**Set problem**
Each entry below should be echoed exactly, with pictures omitted.

[start of Source data]

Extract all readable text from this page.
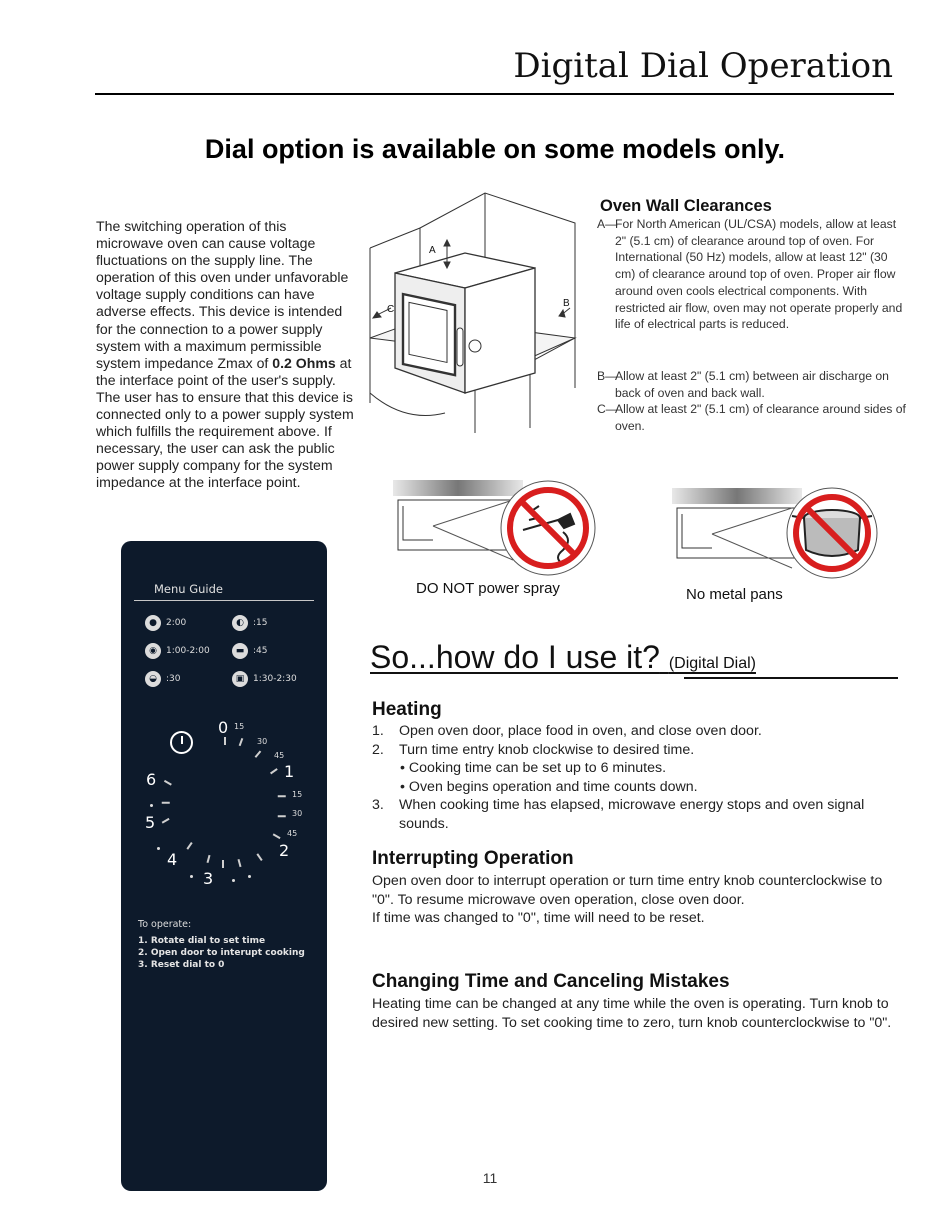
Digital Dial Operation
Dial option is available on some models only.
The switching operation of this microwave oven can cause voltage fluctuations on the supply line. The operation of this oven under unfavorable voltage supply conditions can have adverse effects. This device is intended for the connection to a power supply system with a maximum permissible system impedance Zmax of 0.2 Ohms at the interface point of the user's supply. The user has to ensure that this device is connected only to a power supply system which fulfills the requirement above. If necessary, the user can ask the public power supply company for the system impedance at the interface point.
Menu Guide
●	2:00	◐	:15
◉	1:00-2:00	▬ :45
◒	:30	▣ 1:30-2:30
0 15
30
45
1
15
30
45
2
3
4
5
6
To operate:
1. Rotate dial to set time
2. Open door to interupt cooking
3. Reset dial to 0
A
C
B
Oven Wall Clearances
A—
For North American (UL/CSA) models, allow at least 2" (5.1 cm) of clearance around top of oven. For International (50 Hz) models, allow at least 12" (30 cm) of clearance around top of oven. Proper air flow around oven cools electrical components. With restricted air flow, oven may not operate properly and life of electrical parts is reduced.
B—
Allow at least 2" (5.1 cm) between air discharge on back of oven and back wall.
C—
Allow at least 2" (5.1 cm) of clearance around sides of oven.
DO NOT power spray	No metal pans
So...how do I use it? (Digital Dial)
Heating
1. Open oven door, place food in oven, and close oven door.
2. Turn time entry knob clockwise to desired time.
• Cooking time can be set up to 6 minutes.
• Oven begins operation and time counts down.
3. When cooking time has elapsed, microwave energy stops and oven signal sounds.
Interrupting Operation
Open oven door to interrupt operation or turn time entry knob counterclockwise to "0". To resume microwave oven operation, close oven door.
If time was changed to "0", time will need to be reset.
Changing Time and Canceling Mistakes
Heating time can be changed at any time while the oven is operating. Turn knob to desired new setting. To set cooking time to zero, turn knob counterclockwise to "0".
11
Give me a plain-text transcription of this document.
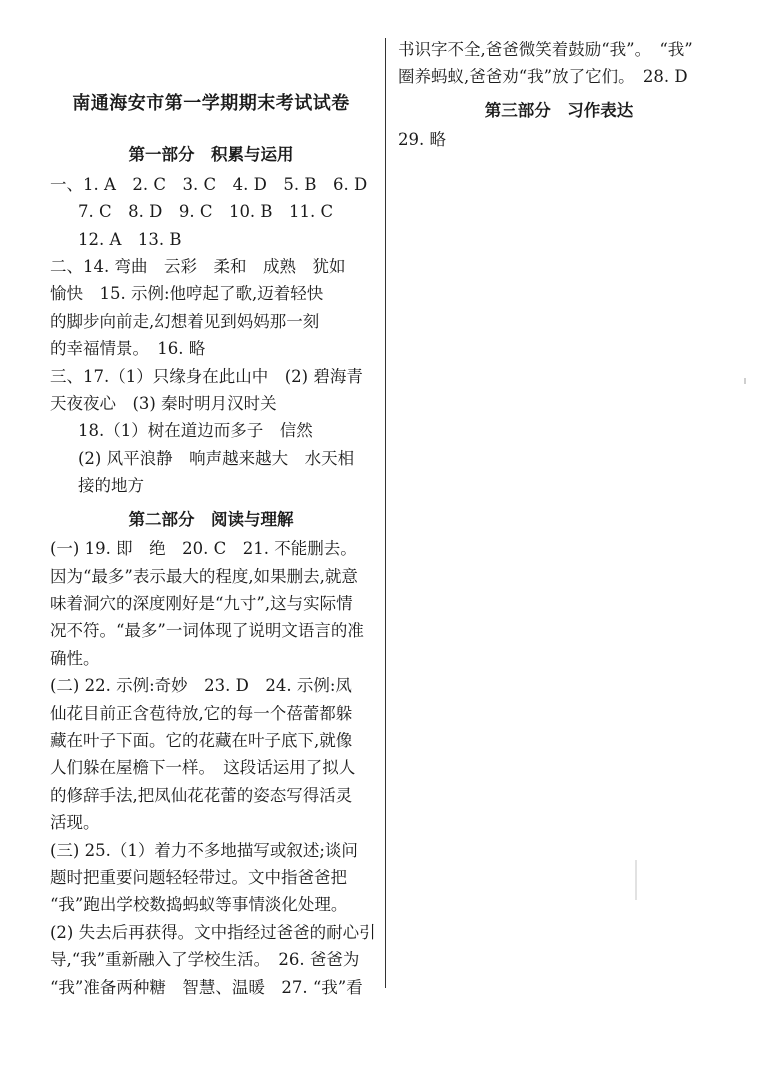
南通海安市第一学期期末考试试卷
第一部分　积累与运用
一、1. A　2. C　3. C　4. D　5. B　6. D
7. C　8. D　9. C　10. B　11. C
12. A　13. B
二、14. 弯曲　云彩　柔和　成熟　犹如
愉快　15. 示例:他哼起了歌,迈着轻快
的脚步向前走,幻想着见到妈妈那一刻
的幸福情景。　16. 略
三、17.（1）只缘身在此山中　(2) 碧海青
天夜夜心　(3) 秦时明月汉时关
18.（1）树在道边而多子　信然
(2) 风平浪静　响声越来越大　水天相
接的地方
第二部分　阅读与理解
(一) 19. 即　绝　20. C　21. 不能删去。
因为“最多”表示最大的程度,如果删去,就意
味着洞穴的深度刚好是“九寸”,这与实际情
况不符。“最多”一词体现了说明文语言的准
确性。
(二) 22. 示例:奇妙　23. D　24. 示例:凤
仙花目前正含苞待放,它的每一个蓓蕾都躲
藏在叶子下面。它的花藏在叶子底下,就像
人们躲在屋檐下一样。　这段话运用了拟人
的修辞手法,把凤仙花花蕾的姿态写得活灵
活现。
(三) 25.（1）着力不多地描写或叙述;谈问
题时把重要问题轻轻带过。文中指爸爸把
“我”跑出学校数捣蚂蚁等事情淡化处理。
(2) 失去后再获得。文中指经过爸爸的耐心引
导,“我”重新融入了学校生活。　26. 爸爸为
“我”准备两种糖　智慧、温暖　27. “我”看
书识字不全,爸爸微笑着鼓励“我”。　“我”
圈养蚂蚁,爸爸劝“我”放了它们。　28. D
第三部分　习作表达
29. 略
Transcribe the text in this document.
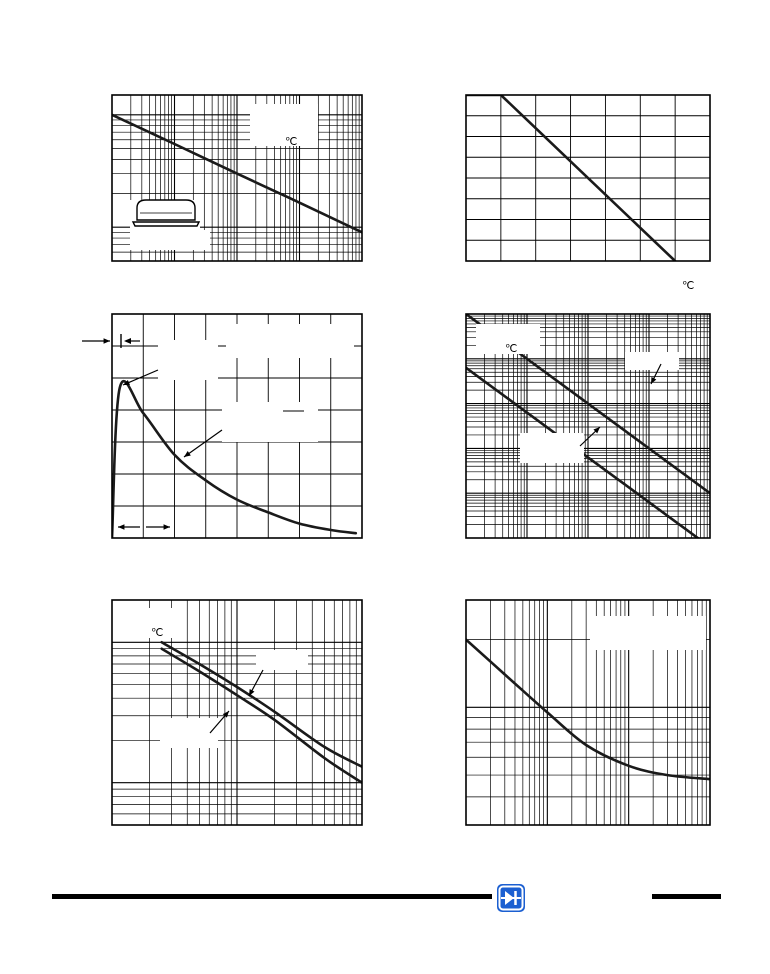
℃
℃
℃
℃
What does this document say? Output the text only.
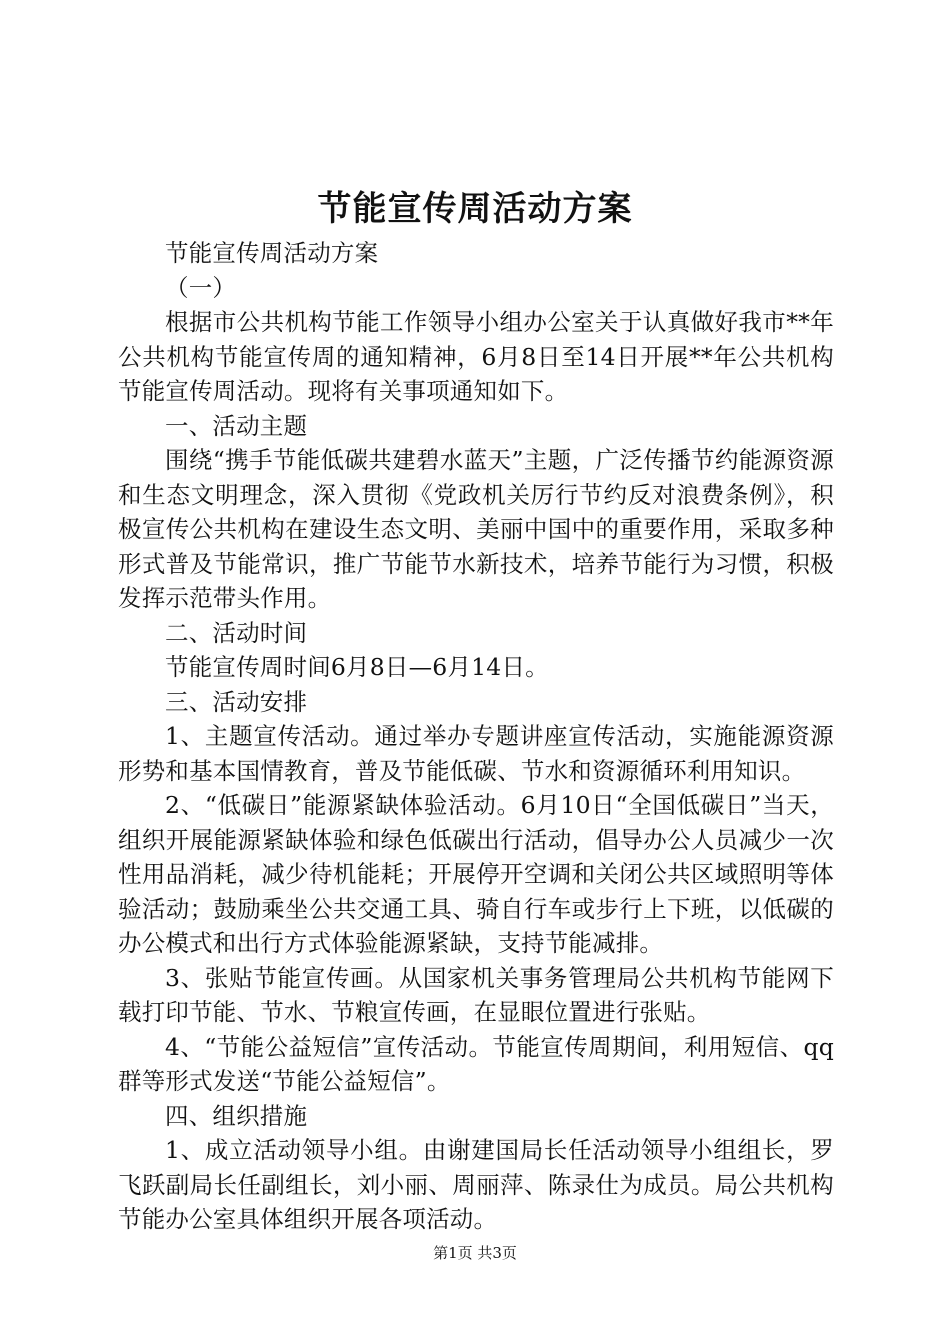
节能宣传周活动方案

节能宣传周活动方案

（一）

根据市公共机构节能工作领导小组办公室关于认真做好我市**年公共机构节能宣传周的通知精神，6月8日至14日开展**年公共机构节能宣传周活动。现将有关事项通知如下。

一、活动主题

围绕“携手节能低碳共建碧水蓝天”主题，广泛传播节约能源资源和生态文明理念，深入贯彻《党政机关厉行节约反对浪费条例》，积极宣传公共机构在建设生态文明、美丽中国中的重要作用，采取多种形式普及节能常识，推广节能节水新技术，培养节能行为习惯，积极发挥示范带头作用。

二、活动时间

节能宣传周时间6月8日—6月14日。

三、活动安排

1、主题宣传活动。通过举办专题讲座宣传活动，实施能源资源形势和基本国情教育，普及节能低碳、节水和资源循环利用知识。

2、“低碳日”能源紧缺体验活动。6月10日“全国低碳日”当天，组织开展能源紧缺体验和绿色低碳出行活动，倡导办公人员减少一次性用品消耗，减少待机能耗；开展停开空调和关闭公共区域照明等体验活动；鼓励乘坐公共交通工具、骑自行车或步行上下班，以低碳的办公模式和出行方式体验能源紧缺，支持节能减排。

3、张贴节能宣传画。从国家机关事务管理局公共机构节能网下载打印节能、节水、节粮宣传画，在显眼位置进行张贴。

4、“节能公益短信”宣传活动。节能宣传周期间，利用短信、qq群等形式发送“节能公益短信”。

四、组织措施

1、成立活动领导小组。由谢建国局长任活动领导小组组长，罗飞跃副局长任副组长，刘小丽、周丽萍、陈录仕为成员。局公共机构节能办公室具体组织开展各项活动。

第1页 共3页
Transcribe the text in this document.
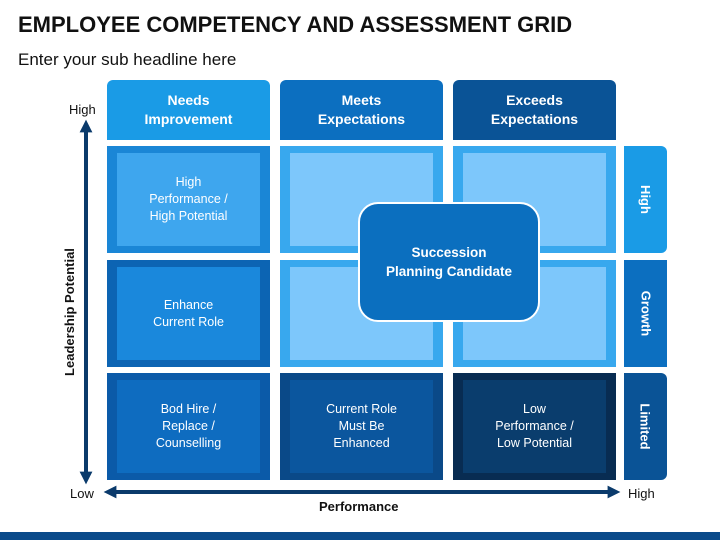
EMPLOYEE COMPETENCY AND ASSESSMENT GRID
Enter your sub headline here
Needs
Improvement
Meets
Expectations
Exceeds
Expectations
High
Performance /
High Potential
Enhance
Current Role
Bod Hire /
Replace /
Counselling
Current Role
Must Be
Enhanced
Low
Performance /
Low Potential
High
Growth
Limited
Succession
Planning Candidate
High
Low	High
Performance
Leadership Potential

[end of Source data]

**Solution**
Extract all readable text from this page.
Digital Dial Operation
Dial option is available on some models only.
The switching operation of this microwave oven can cause voltage fluctuations on the supply line. The operation of this oven under unfavorable voltage supply conditions can have adverse effects. This device is intended for the connection to a power supply system with a maximum permissible system impedance Zmax of 0.2 Ohms at the interface point of the user's supply. The user has to ensure that this device is connected only to a power supply system which fulfills the requirement above. If necessary, the user can ask the public power supply company for the system impedance at the interface point.
Menu Guide
●	2:00	◐	:15
◉	1:00-2:00	▬ :45
◒	:30	▣ 1:30-2:30
0 15
30
45
1
15
30
45
2
3
4
5
6
To operate:
1. Rotate dial to set time
2. Open door to interupt cooking
3. Reset dial to 0
A
C
B
Oven Wall Clearances
A—
For North American (UL/CSA) models, allow at least 2" (5.1 cm) of clearance around top of oven. For International (50 Hz) models, allow at least 12" (30 cm) of clearance around top of oven. Proper air flow around oven cools electrical components. With restricted air flow, oven may not operate properly and life of electrical parts is reduced.
B—
Allow at least 2" (5.1 cm) between air discharge on back of oven and back wall.
C—
Allow at least 2" (5.1 cm) of clearance around sides of oven.
DO NOT power spray	No metal pans
So...how do I use it? (Digital Dial)
Heating
1. Open oven door, place food in oven, and close oven door.
2. Turn time entry knob clockwise to desired time.
• Cooking time can be set up to 6 minutes.
• Oven begins operation and time counts down.
3. When cooking time has elapsed, microwave energy stops and oven signal sounds.
Interrupting Operation
Open oven door to interrupt operation or turn time entry knob counterclockwise to "0". To resume microwave oven operation, close oven door.
If time was changed to "0", time will need to be reset.
Changing Time and Canceling Mistakes
Heating time can be changed at any time while the oven is operating. Turn knob to desired new setting. To set cooking time to zero, turn knob counterclockwise to "0".
11
Give me a plain-text transcription of this document.
南通海安市第一学期期末考试试卷
第一部分　积累与运用
一、1. A　2. C　3. C　4. D　5. B　6. D
7. C　8. D　9. C　10. B　11. C
12. A　13. B
二、14. 弯曲　云彩　柔和　成熟　犹如
愉快　15. 示例:他哼起了歌,迈着轻快
的脚步向前走,幻想着见到妈妈那一刻
的幸福情景。　16. 略
三、17.（1）只缘身在此山中　(2) 碧海青
天夜夜心　(3) 秦时明月汉时关
18.（1）树在道边而多子　信然
(2) 风平浪静　响声越来越大　水天相
接的地方
第二部分　阅读与理解
(一) 19. 即　绝　20. C　21. 不能删去。
因为“最多”表示最大的程度,如果删去,就意
味着洞穴的深度刚好是“九寸”,这与实际情
况不符。“最多”一词体现了说明文语言的准
确性。
(二) 22. 示例:奇妙　23. D　24. 示例:凤
仙花目前正含苞待放,它的每一个蓓蕾都躲
藏在叶子下面。它的花藏在叶子底下,就像
人们躲在屋檐下一样。　这段话运用了拟人
的修辞手法,把凤仙花花蕾的姿态写得活灵
活现。
(三) 25.（1）着力不多地描写或叙述;谈问
题时把重要问题轻轻带过。文中指爸爸把
“我”跑出学校数捣蚂蚁等事情淡化处理。
(2) 失去后再获得。文中指经过爸爸的耐心引
导,“我”重新融入了学校生活。　26. 爸爸为
“我”准备两种糖　智慧、温暖　27. “我”看
书识字不全,爸爸微笑着鼓励“我”。　“我”
圈养蚂蚁,爸爸劝“我”放了它们。　28. D
第三部分　习作表达
29. 略
Transcribe the text in this document.
℃
℃
℃
℃
What does this document say? Output the text only.
节能宣传周活动方案

节能宣传周活动方案

（一）

根据市公共机构节能工作领导小组办公室关于认真做好我市**年公共机构节能宣传周的通知精神，6月8日至14日开展**年公共机构节能宣传周活动。现将有关事项通知如下。

一、活动主题

围绕“携手节能低碳共建碧水蓝天”主题，广泛传播节约能源资源和生态文明理念，深入贯彻《党政机关厉行节约反对浪费条例》，积极宣传公共机构在建设生态文明、美丽中国中的重要作用，采取多种形式普及节能常识，推广节能节水新技术，培养节能行为习惯，积极发挥示范带头作用。

二、活动时间

节能宣传周时间6月8日—6月14日。

三、活动安排

1、主题宣传活动。通过举办专题讲座宣传活动，实施能源资源形势和基本国情教育，普及节能低碳、节水和资源循环利用知识。

2、“低碳日”能源紧缺体验活动。6月10日“全国低碳日”当天，组织开展能源紧缺体验和绿色低碳出行活动，倡导办公人员减少一次性用品消耗，减少待机能耗；开展停开空调和关闭公共区域照明等体验活动；鼓励乘坐公共交通工具、骑自行车或步行上下班，以低碳的办公模式和出行方式体验能源紧缺，支持节能减排。

3、张贴节能宣传画。从国家机关事务管理局公共机构节能网下载打印节能、节水、节粮宣传画，在显眼位置进行张贴。

4、“节能公益短信”宣传活动。节能宣传周期间，利用短信、qq群等形式发送“节能公益短信”。

四、组织措施

1、成立活动领导小组。由谢建国局长任活动领导小组组长，罗飞跃副局长任副组长，刘小丽、周丽萍、陈录仕为成员。局公共机构节能办公室具体组织开展各项活动。

第1页 共3页
Transcribe the text in this document.
EMPLOYEE COMPETENCY AND ASSESSMENT GRID
Enter your sub headline here
Needs
Improvement
Meets
Expectations
Exceeds
Expectations
High
Performance /
High Potential
Enhance
Current Role
Bod Hire /
Replace /
Counselling
Current Role
Must Be
Enhanced
Low
Performance /
Low Potential
High
Growth
Limited
Succession
Planning Candidate
High
Low	High
Performance
Leadership Potential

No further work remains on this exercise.